• **The exercise**: Take each line containing "color" and report it exactly as written.

• **Exercise materials**:
━━━━━━━━━━━━━━━━

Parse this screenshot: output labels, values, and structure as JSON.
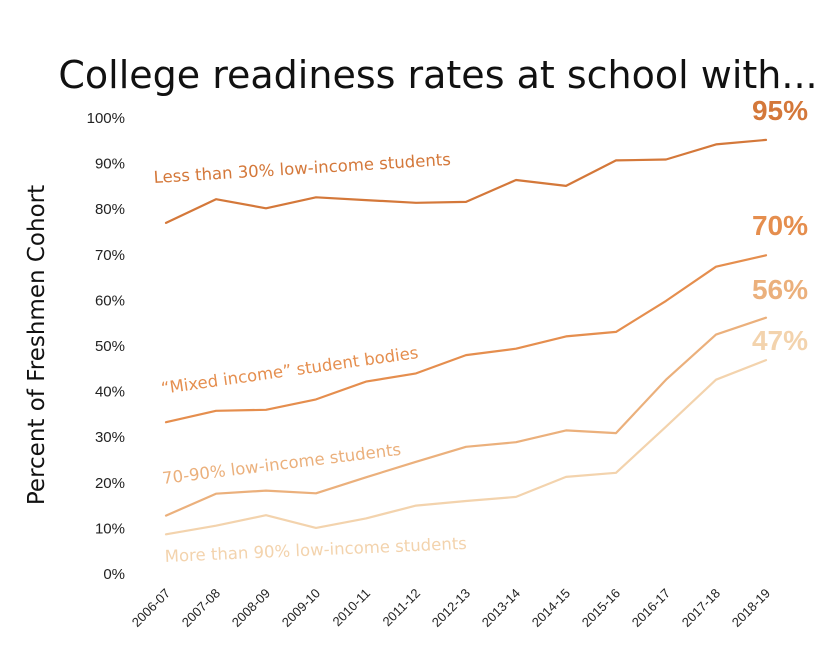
{
  "chart_data": {
    "type": "line",
    "title": "College readiness rates at school with...",
    "ylabel": "Percent of Freshmen Cohort",
    "xlabel": "",
    "ylim": [
      0,
      100
    ],
    "grid": false,
    "yticks": [
      "0%",
      "10%",
      "20%",
      "30%",
      "40%",
      "50%",
      "60%",
      "70%",
      "80%",
      "90%",
      "100%"
    ],
    "categories": [
      "2006-07",
      "2007-08",
      "2008-09",
      "2009-10",
      "2010-11",
      "2011-12",
      "2012-13",
      "2013-14",
      "2014-15",
      "2015-16",
      "2016-17",
      "2017-18",
      "2018-19"
    ],
    "series": [
      {
        "name": "Less than 30% low-income students",
        "color": "#d4783a",
        "end_label": "95%",
        "values": [
          77,
          82.2,
          80.2,
          82.6,
          82,
          81.4,
          81.6,
          86.4,
          85.1,
          90.7,
          90.9,
          94.2,
          95.2
        ]
      },
      {
        "name": "“Mixed income” student bodies",
        "color": "#e58e4e",
        "end_label": "70%",
        "values": [
          33.3,
          35.8,
          36,
          38.3,
          42.2,
          44,
          48,
          49.4,
          52.1,
          53.1,
          59.9,
          67.4,
          69.9
        ]
      },
      {
        "name": "70-90% low-income students",
        "color": "#ebb07c",
        "end_label": "56%",
        "values": [
          12.8,
          17.6,
          18.3,
          17.7,
          21.2,
          24.6,
          27.9,
          28.9,
          31.5,
          30.9,
          42.6,
          52.5,
          56.2
        ]
      },
      {
        "name": "More than 90% low-income students",
        "color": "#f3d3ad",
        "end_label": "47%",
        "values": [
          8.7,
          10.6,
          12.9,
          10.1,
          12.2,
          15,
          16,
          16.9,
          21.3,
          22.2,
          32.3,
          42.6,
          46.9
        ]
      }
    ]
  }
}
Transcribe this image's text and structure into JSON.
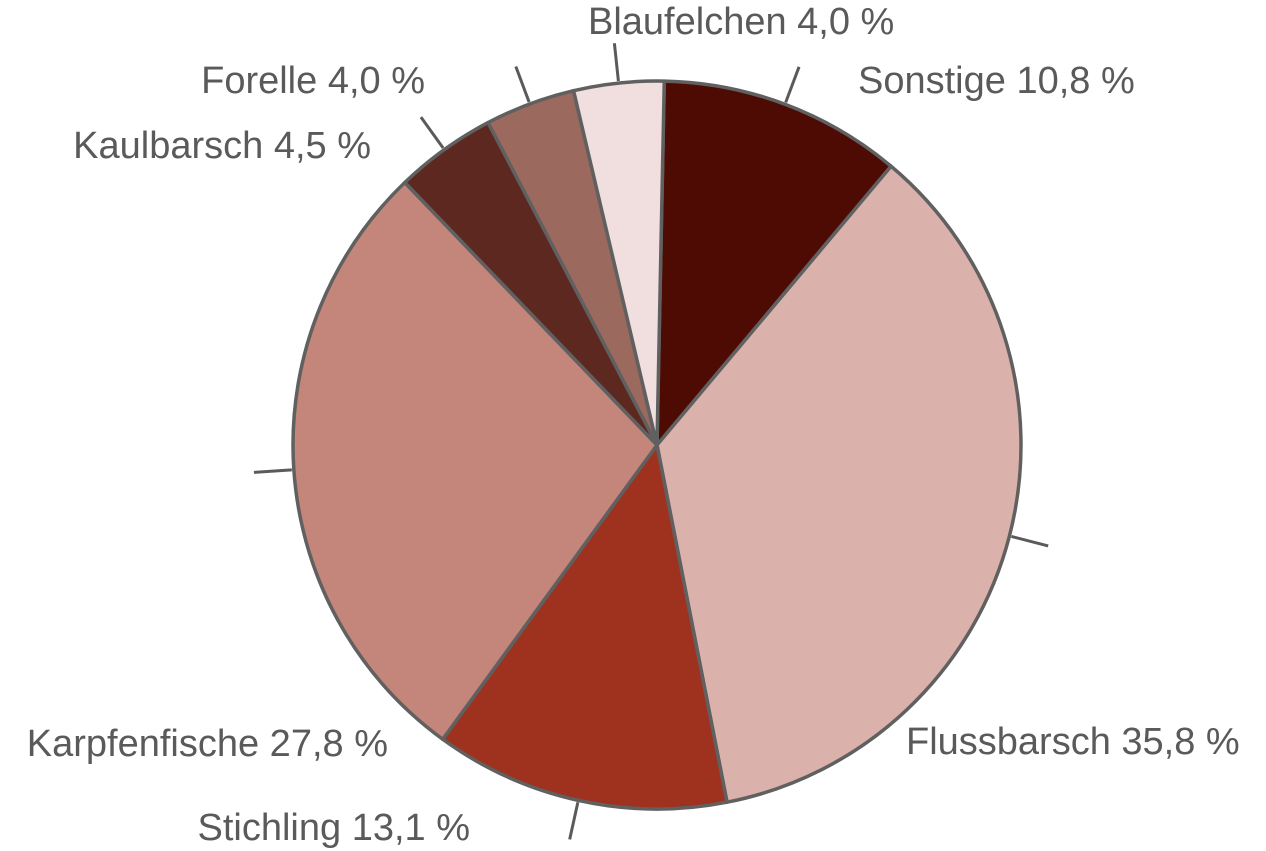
{
  "chart_data": {
    "type": "pie",
    "title": "",
    "slices": [
      {
        "label": "Sonstige 10,8 %",
        "value": 10.8,
        "color": "#4d0b03"
      },
      {
        "label": "Flussbarsch 35,8 %",
        "value": 35.8,
        "color": "#dbb1ab"
      },
      {
        "label": "Stichling 13,1 %",
        "value": 13.1,
        "color": "#9e321f"
      },
      {
        "label": "Karpfenfische 27,8 %",
        "value": 27.8,
        "color": "#c4857a"
      },
      {
        "label": "Kaulbarsch 4,5 %",
        "value": 4.5,
        "color": "#5c2820"
      },
      {
        "label": "Forelle 4,0 %",
        "value": 4.0,
        "color": "#9c695e"
      },
      {
        "label": "Blaufelchen 4,0 %",
        "value": 4.0,
        "color": "#f0dfde"
      }
    ],
    "start": "top, clockwise",
    "legend": "none; labels outside slices with leader lines"
  }
}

━━━━━━━━━━━━━━━━

• **Written solution**:
        "color": "#d4783a",
        "color": "#e58e4e",
        "color": "#ebb07c",
        "color": "#f3d3ad",
        "color": "#4d0b03"
        "color": "#dbb1ab"
        "color": "#9e321f"
        "color": "#c4857a"
        "color": "#5c2820"
        "color": "#9c695e"
        "color": "#f0dfde"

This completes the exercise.